» **Given request**
Return all entries precisely as they stand, without the images.

» **Extracted information**
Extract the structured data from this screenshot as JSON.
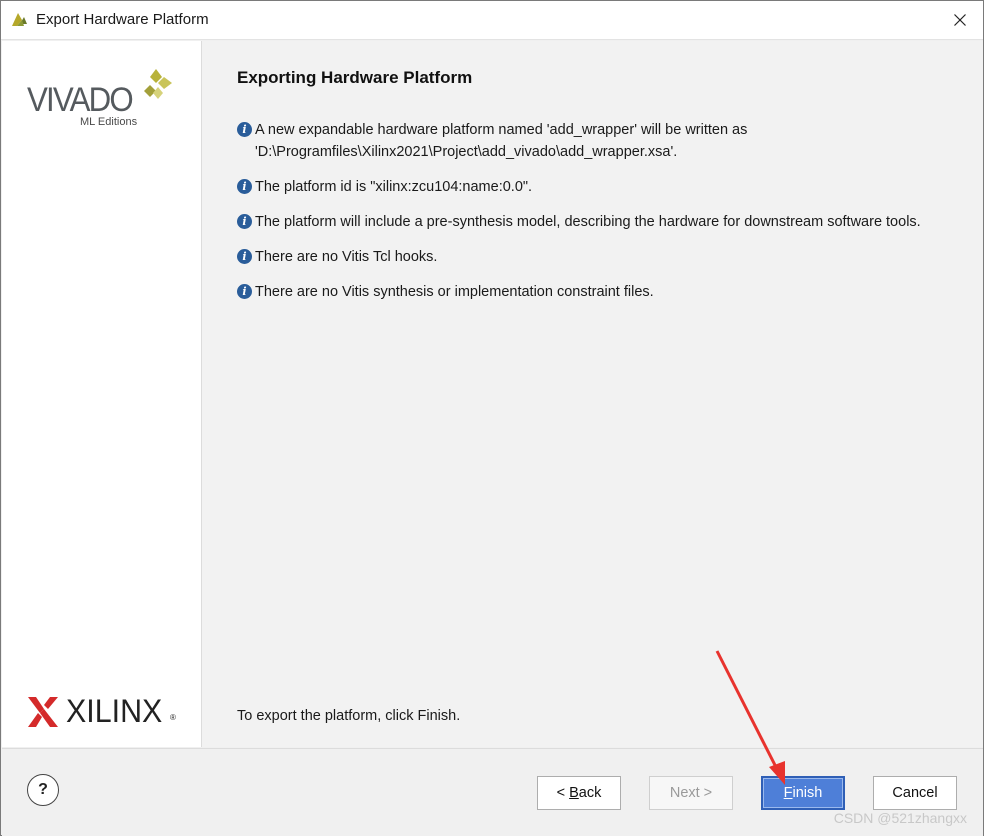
{
  "window": {
    "title": "Export Hardware Platform"
  },
  "sidebar": {
    "vivado_word": "VIVADO",
    "vivado_sub": "ML Editions",
    "xilinx_word": "XILINX",
    "xilinx_reg": "®"
  },
  "main": {
    "heading": "Exporting Hardware Platform",
    "info": [
      {
        "lines": [
          "A new expandable hardware platform named 'add_wrapper' will be written as",
          "'D:\\Programfiles\\Xilinx2021\\Project\\add_vivado\\add_wrapper.xsa'."
        ]
      },
      {
        "lines": [
          "The platform id is \"xilinx:zcu104:name:0.0\"."
        ]
      },
      {
        "lines": [
          "The platform will include a pre-synthesis model, describing the hardware for downstream software tools."
        ]
      },
      {
        "lines": [
          "There are no Vitis Tcl hooks."
        ]
      },
      {
        "lines": [
          "There are no Vitis synthesis or implementation constraint files."
        ]
      }
    ],
    "footer": "To export the platform, click Finish."
  },
  "buttons": {
    "help": "?",
    "back_prefix": "< ",
    "back_mnemonic": "B",
    "back_rest": "ack",
    "next": "Next >",
    "finish_mnemonic": "F",
    "finish_rest": "inish",
    "cancel": "Cancel"
  },
  "watermark": "CSDN @521zhangxx",
  "colors": {
    "info_icon": "#2a5d9a",
    "finish_bg": "#4e7fd8",
    "annotation_arrow": "#e8332e"
  }
}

» **Output for this task**
Extract the structured data from this screenshot as JSON.
{
  "window": {
    "title": "Export Hardware Platform"
  },
  "sidebar": {
    "vivado_word": "VIVADO",
    "vivado_sub": "ML Editions",
    "xilinx_word": "XILINX",
    "xilinx_reg": "®"
  },
  "main": {
    "heading": "Exporting Hardware Platform",
    "info": [
      {
        "lines": [
          "A new expandable hardware platform named 'add_wrapper' will be written as",
          "'D:\\Programfiles\\Xilinx2021\\Project\\add_vivado\\add_wrapper.xsa'."
        ]
      },
      {
        "lines": [
          "The platform id is \"xilinx:zcu104:name:0.0\"."
        ]
      },
      {
        "lines": [
          "The platform will include a pre-synthesis model, describing the hardware for downstream software tools."
        ]
      },
      {
        "lines": [
          "There are no Vitis Tcl hooks."
        ]
      },
      {
        "lines": [
          "There are no Vitis synthesis or implementation constraint files."
        ]
      }
    ],
    "footer": "To export the platform, click Finish."
  },
  "buttons": {
    "help": "?",
    "back_prefix": "< ",
    "back_mnemonic": "B",
    "back_rest": "ack",
    "next": "Next >",
    "finish_mnemonic": "F",
    "finish_rest": "inish",
    "cancel": "Cancel"
  },
  "watermark": "CSDN @521zhangxx",
  "colors": {
    "info_icon": "#2a5d9a",
    "finish_bg": "#4e7fd8",
    "annotation_arrow": "#e8332e"
  }
}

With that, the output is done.